_BRIEF_.
Skip the pictures. Reproduce all other material exactly.

(Recorded data)
§ §

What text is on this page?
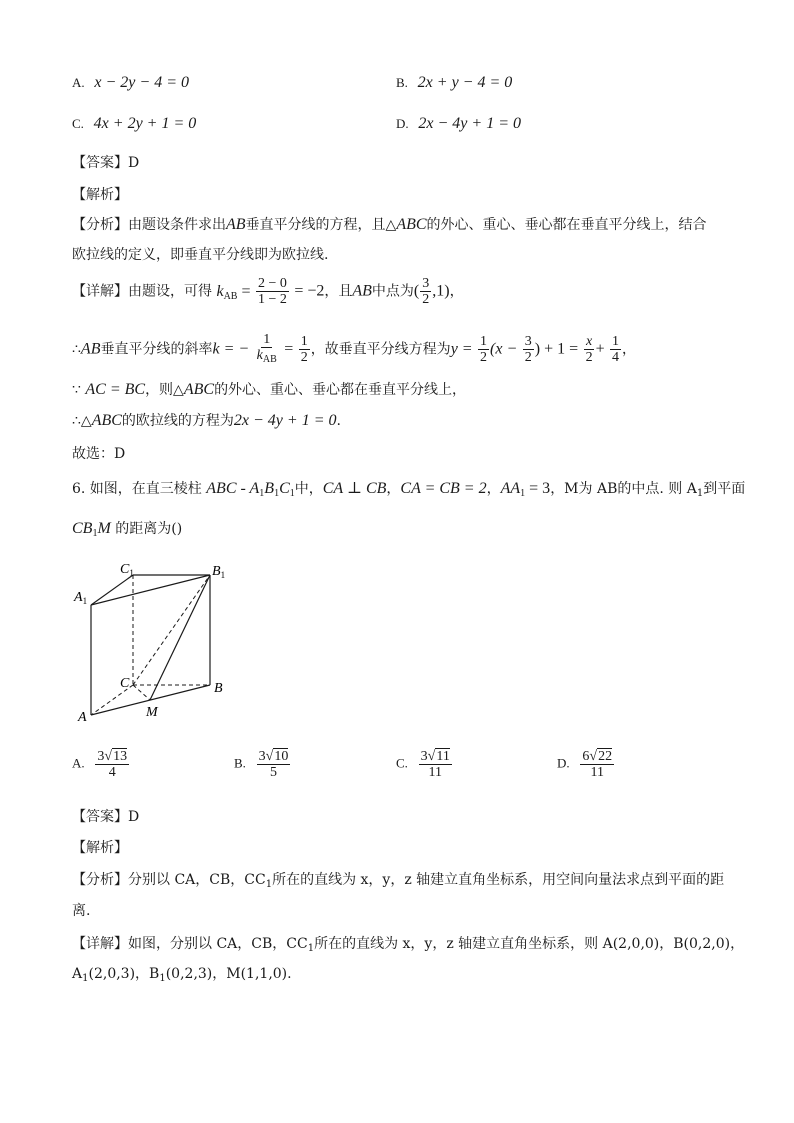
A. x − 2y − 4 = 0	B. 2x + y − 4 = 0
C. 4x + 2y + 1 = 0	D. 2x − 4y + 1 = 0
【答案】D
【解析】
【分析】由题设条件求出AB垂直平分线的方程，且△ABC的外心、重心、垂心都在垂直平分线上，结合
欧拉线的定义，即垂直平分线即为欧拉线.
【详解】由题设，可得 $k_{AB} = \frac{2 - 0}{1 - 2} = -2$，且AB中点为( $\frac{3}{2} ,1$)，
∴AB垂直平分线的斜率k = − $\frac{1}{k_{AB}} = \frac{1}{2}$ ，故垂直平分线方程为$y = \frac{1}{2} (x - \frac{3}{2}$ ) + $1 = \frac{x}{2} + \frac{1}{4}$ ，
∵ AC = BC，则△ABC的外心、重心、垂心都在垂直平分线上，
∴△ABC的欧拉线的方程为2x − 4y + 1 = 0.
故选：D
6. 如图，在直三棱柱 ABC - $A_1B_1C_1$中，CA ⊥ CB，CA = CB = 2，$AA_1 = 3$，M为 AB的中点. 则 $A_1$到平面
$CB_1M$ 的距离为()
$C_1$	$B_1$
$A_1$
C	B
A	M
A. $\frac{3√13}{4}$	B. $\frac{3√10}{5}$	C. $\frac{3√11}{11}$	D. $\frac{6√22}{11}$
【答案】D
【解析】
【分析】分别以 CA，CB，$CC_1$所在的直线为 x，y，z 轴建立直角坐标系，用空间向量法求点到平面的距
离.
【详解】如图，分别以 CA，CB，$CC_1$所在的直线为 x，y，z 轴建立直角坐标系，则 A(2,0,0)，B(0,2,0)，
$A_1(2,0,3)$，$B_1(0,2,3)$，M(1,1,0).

§ §

_RESPONSE TO THIS TASK_.
What text is on this page?
A. x − 2y − 4 = 0	B. 2x + y − 4 = 0
C. 4x + 2y + 1 = 0	D. 2x − 4y + 1 = 0
【答案】D
【解析】
【分析】由题设条件求出AB垂直平分线的方程，且△ABC的外心、重心、垂心都在垂直平分线上，结合
欧拉线的定义，即垂直平分线即为欧拉线.
【详解】由题设，可得 $k_{AB} = \frac{2 - 0}{1 - 2} = -2$，且AB中点为( $\frac{3}{2} ,1$)，
∴AB垂直平分线的斜率k = − $\frac{1}{k_{AB}} = \frac{1}{2}$ ，故垂直平分线方程为$y = \frac{1}{2} (x - \frac{3}{2}$ ) + $1 = \frac{x}{2} + \frac{1}{4}$ ，
∵ AC = BC，则△ABC的外心、重心、垂心都在垂直平分线上，
∴△ABC的欧拉线的方程为2x − 4y + 1 = 0.
故选：D
6. 如图，在直三棱柱 ABC - $A_1B_1C_1$中，CA ⊥ CB，CA = CB = 2，$AA_1 = 3$，M为 AB的中点. 则 $A_1$到平面
$CB_1M$ 的距离为()
$C_1$	$B_1$
$A_1$
C	B
A	M
A. $\frac{3√13}{4}$	B. $\frac{3√10}{5}$	C. $\frac{3√11}{11}$	D. $\frac{6√22}{11}$
【答案】D
【解析】
【分析】分别以 CA，CB，$CC_1$所在的直线为 x，y，z 轴建立直角坐标系，用空间向量法求点到平面的距
离.
【详解】如图，分别以 CA，CB，$CC_1$所在的直线为 x，y，z 轴建立直角坐标系，则 A(2,0,0)，B(0,2,0)，
$A_1(2,0,3)$，$B_1(0,2,3)$，M(1,1,0).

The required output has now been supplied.